- _DIRECTIONS_:
Using the string "What" as the key, pull each matching line out of the records below.

- _TASK DATA_:

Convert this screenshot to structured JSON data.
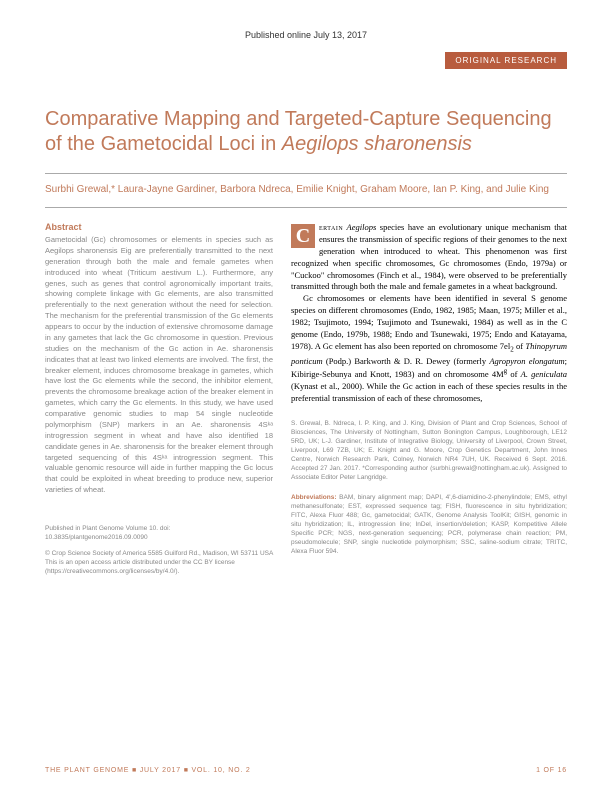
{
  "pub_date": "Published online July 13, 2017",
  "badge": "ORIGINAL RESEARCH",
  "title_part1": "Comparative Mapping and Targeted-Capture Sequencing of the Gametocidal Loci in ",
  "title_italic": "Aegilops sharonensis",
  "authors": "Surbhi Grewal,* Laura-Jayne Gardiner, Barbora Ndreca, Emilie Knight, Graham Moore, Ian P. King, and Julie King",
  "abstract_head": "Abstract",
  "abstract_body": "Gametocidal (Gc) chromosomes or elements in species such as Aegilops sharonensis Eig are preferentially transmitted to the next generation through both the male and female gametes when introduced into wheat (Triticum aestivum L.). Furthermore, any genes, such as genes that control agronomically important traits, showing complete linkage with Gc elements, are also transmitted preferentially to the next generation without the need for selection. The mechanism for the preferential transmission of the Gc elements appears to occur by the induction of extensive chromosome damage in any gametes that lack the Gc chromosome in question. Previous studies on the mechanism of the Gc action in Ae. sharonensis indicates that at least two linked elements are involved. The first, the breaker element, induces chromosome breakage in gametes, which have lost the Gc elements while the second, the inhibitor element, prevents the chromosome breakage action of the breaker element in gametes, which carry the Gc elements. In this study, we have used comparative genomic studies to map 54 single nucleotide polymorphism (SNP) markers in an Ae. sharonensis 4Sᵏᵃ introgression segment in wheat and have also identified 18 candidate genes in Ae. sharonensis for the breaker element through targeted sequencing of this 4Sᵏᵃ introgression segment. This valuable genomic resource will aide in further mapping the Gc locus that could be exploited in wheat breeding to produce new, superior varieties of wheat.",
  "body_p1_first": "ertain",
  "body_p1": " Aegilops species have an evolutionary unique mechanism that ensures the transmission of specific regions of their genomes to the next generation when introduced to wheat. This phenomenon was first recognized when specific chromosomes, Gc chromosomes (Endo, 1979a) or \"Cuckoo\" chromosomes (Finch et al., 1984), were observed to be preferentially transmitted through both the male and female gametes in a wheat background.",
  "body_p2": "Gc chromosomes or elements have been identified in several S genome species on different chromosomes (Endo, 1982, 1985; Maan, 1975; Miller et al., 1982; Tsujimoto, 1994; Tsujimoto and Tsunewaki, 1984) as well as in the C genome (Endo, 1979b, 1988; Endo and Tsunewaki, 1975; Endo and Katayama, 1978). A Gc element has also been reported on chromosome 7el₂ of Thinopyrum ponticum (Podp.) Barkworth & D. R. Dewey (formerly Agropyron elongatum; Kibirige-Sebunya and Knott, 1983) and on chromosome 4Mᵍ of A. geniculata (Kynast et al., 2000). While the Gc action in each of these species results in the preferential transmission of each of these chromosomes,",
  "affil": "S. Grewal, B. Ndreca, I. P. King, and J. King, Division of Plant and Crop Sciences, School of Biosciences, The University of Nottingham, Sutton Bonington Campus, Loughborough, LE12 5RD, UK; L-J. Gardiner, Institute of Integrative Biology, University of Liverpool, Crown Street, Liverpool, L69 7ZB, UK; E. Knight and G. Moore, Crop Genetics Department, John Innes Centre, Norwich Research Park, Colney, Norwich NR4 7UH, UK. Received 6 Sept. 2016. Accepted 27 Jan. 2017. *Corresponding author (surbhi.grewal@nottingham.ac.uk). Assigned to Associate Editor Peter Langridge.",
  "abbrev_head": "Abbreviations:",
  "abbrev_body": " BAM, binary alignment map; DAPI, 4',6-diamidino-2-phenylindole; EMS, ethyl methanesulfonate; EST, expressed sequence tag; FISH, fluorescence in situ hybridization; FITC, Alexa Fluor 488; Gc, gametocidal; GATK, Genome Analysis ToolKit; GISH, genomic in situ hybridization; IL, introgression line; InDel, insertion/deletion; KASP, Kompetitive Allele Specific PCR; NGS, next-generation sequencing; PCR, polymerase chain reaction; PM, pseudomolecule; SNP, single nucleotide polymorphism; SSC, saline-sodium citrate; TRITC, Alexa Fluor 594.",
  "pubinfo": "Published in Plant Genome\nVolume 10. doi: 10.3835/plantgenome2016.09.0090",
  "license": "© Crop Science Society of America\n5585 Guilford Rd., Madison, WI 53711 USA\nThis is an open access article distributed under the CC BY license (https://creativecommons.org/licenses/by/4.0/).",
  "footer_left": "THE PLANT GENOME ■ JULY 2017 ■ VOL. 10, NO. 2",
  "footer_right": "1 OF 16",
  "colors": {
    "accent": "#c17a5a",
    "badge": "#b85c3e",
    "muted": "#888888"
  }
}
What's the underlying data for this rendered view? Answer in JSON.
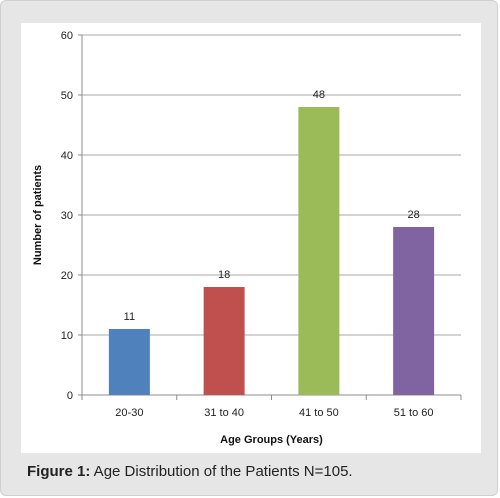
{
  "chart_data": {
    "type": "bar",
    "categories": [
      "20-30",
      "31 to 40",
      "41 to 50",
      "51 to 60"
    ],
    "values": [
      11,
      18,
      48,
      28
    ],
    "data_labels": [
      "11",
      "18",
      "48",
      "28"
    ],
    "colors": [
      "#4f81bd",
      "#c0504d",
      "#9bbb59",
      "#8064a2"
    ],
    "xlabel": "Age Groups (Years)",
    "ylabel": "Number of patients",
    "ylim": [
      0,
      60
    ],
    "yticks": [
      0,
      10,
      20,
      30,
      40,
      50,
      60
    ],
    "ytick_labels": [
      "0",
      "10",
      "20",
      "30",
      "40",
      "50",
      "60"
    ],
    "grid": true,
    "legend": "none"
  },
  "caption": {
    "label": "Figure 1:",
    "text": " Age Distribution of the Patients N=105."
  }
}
...
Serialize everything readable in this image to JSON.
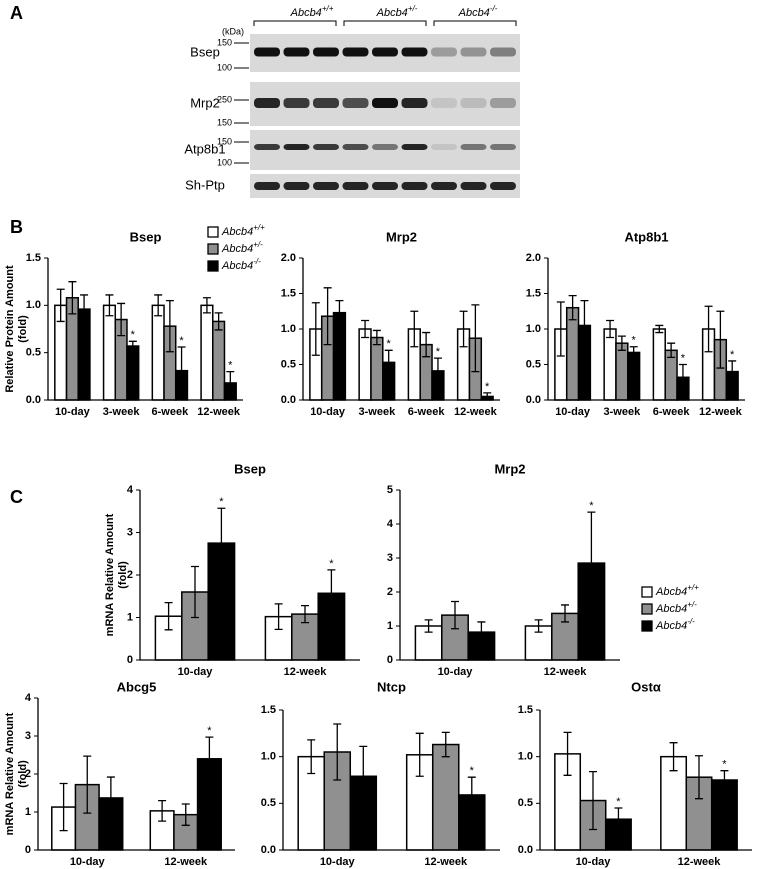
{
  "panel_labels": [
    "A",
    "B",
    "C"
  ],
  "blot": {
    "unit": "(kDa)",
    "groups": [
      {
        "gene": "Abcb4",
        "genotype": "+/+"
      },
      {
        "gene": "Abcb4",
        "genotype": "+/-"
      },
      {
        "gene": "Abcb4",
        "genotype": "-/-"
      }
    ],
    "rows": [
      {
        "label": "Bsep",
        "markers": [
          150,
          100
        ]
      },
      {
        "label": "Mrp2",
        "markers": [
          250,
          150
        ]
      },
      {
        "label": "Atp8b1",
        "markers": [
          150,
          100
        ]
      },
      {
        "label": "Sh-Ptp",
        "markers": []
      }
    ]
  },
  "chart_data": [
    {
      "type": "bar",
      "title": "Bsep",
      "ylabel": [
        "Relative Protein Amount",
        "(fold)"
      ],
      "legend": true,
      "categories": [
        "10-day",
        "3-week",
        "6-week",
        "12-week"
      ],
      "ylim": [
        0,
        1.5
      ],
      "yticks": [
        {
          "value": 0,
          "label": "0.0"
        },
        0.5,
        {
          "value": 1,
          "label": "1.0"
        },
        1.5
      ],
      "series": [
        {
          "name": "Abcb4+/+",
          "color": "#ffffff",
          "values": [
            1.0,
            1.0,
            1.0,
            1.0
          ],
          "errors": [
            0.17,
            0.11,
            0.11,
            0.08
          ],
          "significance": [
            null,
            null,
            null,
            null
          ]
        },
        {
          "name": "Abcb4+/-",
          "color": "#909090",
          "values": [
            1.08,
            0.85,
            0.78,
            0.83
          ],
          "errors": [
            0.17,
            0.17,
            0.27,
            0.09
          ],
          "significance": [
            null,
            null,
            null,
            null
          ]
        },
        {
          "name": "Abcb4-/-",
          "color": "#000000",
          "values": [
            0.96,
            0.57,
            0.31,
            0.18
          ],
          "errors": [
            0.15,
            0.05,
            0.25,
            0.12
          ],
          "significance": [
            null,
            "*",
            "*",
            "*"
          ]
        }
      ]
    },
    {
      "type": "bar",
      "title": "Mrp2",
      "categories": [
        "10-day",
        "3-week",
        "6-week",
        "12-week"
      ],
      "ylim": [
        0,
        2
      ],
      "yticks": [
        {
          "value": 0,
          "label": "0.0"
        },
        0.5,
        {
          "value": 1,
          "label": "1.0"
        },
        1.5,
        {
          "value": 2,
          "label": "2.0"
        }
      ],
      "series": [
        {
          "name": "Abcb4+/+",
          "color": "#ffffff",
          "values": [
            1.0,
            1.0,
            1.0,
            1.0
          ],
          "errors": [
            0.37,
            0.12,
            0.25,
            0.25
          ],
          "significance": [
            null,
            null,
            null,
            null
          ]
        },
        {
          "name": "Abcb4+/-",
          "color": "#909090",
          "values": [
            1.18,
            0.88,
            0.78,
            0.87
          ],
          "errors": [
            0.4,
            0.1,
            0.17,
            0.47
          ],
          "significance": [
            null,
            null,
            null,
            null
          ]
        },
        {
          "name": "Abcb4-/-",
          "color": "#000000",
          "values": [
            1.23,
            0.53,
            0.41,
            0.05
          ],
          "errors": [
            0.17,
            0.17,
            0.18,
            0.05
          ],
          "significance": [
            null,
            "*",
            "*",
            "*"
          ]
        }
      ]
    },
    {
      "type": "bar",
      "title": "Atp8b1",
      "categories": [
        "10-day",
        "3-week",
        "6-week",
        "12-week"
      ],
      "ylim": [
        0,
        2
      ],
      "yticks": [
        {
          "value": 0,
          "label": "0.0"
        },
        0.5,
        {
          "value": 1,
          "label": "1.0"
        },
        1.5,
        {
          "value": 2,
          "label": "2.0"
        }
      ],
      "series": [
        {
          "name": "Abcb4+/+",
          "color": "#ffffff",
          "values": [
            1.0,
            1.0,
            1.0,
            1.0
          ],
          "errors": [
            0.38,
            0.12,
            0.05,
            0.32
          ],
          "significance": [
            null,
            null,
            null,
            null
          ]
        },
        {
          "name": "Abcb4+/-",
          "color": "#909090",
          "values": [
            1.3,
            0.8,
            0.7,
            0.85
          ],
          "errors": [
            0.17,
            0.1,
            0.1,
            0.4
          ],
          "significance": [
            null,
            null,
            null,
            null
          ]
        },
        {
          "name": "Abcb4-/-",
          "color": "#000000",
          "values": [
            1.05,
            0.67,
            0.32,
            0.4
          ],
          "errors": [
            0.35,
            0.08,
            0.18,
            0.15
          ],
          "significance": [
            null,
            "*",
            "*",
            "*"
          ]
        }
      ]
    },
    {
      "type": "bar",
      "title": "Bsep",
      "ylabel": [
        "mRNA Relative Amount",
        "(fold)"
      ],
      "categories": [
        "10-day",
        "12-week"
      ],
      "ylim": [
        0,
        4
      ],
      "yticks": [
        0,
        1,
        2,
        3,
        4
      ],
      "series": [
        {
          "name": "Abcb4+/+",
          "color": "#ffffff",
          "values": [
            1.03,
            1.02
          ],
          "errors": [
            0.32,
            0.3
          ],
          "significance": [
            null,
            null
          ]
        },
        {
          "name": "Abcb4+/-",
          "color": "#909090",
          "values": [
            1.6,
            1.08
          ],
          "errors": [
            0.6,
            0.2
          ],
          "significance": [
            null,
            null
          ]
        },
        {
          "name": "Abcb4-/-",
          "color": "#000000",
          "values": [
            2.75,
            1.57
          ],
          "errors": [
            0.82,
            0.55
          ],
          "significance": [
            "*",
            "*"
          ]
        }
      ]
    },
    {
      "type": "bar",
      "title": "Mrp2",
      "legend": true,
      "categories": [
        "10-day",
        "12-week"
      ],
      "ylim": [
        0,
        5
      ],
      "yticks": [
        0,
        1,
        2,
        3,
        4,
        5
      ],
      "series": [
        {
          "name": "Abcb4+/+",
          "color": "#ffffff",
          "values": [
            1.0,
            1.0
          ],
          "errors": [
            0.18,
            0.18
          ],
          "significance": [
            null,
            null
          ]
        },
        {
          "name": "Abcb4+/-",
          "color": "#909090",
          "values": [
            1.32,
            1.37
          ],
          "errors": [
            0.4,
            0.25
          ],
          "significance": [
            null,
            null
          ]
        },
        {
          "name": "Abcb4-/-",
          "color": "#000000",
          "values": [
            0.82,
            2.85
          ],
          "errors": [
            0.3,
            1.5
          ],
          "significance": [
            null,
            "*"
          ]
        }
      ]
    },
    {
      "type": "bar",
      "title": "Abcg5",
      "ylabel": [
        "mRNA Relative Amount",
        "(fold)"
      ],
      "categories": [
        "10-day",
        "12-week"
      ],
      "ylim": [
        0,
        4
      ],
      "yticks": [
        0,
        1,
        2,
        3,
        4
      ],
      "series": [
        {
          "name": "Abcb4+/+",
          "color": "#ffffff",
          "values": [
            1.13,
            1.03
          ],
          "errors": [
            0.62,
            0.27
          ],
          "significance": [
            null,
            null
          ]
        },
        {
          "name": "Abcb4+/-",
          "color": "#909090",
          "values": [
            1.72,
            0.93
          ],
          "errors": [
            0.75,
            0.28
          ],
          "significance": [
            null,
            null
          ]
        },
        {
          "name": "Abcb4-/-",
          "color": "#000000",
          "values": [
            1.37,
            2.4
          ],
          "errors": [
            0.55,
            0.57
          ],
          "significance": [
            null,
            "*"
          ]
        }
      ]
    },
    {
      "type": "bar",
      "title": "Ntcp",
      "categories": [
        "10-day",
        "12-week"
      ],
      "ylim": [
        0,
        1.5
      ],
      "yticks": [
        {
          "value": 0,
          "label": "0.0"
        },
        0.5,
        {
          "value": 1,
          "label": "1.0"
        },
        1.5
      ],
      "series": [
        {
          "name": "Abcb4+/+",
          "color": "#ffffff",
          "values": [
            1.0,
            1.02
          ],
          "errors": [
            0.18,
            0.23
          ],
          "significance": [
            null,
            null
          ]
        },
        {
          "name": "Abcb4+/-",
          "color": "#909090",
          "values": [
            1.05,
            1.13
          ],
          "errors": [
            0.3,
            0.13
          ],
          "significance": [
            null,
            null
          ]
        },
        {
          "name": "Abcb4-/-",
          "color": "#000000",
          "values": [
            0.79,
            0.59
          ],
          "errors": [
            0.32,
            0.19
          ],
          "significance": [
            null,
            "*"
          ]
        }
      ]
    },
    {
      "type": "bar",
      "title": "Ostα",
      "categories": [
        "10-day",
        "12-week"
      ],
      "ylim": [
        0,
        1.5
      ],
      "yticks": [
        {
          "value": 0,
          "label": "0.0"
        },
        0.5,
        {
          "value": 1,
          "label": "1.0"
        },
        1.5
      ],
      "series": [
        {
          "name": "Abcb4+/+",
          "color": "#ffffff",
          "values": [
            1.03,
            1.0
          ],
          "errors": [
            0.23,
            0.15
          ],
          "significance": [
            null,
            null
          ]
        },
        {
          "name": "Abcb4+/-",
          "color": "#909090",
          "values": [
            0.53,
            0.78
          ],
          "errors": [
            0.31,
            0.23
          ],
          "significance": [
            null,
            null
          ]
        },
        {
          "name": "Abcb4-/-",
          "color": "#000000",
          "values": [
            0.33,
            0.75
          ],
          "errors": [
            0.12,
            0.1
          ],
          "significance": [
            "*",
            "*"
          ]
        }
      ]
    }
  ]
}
==
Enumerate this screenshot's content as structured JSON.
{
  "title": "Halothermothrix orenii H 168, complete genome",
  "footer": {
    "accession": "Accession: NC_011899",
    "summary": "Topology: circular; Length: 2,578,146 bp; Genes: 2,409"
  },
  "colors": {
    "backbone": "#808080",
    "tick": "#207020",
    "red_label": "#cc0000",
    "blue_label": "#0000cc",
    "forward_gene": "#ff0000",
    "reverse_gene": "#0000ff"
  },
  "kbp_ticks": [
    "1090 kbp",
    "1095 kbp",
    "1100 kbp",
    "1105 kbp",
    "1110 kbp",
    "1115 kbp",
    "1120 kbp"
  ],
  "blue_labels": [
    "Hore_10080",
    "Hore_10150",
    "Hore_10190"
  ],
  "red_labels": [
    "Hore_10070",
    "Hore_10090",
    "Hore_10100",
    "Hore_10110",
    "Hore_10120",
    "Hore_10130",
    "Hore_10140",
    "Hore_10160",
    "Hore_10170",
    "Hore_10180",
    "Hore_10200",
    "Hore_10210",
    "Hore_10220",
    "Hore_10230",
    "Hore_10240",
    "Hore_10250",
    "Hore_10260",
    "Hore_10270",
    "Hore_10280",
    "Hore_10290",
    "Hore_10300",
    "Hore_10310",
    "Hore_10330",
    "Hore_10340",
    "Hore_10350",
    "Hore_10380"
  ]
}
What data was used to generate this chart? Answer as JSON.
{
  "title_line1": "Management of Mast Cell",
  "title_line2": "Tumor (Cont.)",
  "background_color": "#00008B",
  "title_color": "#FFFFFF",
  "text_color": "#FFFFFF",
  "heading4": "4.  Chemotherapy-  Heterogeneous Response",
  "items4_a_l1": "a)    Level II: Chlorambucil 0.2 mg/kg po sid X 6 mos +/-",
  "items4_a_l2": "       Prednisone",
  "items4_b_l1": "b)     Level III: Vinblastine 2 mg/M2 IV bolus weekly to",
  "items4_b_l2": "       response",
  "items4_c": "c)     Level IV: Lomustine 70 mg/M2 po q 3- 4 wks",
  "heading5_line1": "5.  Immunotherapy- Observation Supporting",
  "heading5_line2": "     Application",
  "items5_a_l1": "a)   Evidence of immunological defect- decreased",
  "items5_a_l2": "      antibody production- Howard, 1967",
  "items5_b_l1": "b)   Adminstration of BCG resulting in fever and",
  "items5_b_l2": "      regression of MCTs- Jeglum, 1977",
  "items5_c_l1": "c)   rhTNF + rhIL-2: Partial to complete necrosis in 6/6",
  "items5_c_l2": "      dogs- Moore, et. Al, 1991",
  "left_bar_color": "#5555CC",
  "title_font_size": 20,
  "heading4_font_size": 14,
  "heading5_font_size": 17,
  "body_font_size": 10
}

- _COMPLETED EXERCISE_:
What's the underlying data for this rendered view? Answer in JSON.
What data was used to generate this chart? Answer as JSON.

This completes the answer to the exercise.